#### Problem statement
Each line of the listing that contains the word "time" is to be copied.

#### Given data
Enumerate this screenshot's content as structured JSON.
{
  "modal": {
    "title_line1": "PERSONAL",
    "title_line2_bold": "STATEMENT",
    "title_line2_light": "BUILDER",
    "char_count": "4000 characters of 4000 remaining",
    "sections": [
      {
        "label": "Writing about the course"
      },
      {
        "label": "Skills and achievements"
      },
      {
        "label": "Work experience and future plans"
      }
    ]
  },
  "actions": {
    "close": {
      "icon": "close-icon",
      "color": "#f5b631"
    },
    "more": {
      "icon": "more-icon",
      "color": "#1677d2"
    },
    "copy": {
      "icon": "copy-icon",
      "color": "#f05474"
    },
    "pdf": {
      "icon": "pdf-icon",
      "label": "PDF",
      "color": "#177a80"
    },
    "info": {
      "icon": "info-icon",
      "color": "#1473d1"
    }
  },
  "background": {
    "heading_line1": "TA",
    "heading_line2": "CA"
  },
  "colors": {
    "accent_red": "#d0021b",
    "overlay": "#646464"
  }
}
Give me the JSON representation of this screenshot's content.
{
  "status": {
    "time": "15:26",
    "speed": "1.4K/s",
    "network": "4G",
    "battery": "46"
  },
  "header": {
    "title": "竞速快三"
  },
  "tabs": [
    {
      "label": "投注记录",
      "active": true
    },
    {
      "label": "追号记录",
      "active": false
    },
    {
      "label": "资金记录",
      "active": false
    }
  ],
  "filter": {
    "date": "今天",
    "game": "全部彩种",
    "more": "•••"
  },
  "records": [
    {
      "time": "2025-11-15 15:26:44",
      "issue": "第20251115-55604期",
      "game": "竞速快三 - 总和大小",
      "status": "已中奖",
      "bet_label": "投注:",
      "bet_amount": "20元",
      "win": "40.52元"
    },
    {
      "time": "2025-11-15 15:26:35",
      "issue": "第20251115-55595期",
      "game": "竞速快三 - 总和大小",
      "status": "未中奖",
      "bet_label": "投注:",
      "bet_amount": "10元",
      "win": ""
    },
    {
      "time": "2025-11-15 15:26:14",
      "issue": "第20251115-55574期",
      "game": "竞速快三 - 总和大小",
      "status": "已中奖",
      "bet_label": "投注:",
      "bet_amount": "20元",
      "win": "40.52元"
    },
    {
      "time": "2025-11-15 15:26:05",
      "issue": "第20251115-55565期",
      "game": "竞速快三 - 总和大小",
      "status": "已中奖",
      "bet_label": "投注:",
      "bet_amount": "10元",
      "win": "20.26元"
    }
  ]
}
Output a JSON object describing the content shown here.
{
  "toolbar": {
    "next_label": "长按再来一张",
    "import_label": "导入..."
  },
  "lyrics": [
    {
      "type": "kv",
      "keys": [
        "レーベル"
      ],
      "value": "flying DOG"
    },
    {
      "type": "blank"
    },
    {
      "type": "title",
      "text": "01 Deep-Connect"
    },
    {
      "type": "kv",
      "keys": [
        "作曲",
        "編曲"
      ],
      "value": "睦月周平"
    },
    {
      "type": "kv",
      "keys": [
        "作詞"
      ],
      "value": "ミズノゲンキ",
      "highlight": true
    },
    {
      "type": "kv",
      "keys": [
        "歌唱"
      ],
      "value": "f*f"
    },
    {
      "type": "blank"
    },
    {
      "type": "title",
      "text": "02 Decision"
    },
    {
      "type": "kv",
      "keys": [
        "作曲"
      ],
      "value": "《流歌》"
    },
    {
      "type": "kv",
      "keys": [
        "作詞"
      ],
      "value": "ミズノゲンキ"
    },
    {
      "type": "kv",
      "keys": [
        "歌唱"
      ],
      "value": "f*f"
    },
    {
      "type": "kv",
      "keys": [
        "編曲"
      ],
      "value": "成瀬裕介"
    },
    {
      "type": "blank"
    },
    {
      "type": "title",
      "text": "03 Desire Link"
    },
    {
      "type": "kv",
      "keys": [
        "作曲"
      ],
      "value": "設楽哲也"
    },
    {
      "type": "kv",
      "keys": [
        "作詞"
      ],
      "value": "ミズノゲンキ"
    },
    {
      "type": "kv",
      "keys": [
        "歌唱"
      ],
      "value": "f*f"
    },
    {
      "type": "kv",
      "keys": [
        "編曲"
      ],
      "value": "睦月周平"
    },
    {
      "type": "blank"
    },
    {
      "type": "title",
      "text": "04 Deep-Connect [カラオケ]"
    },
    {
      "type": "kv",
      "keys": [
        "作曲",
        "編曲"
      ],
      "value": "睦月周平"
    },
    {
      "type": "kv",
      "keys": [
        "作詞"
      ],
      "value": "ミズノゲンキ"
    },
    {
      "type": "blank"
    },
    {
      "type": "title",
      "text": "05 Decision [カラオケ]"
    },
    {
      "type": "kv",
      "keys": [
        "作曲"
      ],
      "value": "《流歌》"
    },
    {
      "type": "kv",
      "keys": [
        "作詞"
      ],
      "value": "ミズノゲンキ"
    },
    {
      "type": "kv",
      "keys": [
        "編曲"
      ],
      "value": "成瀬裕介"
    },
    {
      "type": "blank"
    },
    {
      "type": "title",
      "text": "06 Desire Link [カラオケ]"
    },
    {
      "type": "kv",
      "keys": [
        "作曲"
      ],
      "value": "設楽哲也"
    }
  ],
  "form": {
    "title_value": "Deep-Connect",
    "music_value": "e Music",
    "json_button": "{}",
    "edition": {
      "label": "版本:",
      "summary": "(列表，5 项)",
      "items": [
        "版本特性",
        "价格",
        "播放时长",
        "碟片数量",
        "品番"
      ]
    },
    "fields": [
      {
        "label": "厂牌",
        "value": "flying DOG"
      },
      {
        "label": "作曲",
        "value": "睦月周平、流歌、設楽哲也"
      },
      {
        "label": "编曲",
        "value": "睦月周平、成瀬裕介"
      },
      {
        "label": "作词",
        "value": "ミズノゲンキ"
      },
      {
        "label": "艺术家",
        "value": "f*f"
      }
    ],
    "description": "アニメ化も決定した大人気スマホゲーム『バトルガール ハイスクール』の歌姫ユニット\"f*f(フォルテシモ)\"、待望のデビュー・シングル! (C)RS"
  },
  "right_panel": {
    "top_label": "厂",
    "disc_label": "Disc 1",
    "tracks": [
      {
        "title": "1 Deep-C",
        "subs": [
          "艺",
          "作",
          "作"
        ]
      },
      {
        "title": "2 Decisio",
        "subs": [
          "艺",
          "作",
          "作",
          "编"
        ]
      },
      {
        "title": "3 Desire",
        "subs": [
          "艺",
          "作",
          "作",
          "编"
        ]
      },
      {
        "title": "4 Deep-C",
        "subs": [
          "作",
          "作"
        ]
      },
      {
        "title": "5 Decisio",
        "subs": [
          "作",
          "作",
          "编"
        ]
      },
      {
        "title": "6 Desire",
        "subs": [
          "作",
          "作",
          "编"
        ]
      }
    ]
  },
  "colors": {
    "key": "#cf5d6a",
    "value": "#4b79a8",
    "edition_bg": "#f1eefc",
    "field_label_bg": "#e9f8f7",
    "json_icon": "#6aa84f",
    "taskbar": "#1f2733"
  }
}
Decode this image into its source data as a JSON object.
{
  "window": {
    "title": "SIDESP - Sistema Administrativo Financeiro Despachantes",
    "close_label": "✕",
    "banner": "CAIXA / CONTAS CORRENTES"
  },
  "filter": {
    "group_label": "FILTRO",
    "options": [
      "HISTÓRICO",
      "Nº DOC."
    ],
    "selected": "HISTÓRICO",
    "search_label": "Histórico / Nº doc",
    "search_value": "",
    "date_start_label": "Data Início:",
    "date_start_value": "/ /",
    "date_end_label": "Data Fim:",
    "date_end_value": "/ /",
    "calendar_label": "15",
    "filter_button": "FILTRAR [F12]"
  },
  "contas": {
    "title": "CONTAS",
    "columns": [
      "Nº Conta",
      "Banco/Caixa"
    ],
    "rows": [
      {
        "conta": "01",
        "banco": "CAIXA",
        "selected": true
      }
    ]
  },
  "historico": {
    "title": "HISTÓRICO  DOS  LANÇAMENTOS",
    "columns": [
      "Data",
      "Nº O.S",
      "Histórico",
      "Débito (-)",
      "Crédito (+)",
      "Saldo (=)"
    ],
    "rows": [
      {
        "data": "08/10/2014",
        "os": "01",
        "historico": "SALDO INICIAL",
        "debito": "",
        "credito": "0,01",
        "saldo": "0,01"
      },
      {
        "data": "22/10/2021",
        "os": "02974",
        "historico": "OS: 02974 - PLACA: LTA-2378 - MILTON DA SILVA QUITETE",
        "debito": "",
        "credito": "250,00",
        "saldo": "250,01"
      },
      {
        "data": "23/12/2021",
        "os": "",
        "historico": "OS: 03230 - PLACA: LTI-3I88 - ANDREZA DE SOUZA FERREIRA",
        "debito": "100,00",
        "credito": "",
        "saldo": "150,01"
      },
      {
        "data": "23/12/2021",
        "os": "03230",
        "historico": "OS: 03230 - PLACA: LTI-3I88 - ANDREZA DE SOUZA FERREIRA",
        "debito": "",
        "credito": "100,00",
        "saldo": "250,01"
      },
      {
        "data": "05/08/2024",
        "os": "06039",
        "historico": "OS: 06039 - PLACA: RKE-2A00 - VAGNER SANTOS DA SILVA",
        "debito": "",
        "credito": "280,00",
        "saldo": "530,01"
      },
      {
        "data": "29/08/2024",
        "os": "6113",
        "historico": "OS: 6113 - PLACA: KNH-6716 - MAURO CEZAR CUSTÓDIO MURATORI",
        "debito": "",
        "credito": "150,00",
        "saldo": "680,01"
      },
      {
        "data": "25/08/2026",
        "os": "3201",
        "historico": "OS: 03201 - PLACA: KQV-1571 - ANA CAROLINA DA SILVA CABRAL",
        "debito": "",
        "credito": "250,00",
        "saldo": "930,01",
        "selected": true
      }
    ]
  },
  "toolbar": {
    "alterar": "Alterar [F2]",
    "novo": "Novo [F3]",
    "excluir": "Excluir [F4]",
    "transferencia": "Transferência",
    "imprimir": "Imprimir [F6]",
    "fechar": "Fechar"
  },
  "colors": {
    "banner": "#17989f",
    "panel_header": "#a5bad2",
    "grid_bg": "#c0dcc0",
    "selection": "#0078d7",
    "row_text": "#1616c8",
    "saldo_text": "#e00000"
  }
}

#### Worked solution
    "time": "15:26",
      "time": "2025-11-15 15:26:44",
      "time": "2025-11-15 15:26:35",
      "time": "2025-11-15 15:26:14",
      "time": "2025-11-15 15:26:05",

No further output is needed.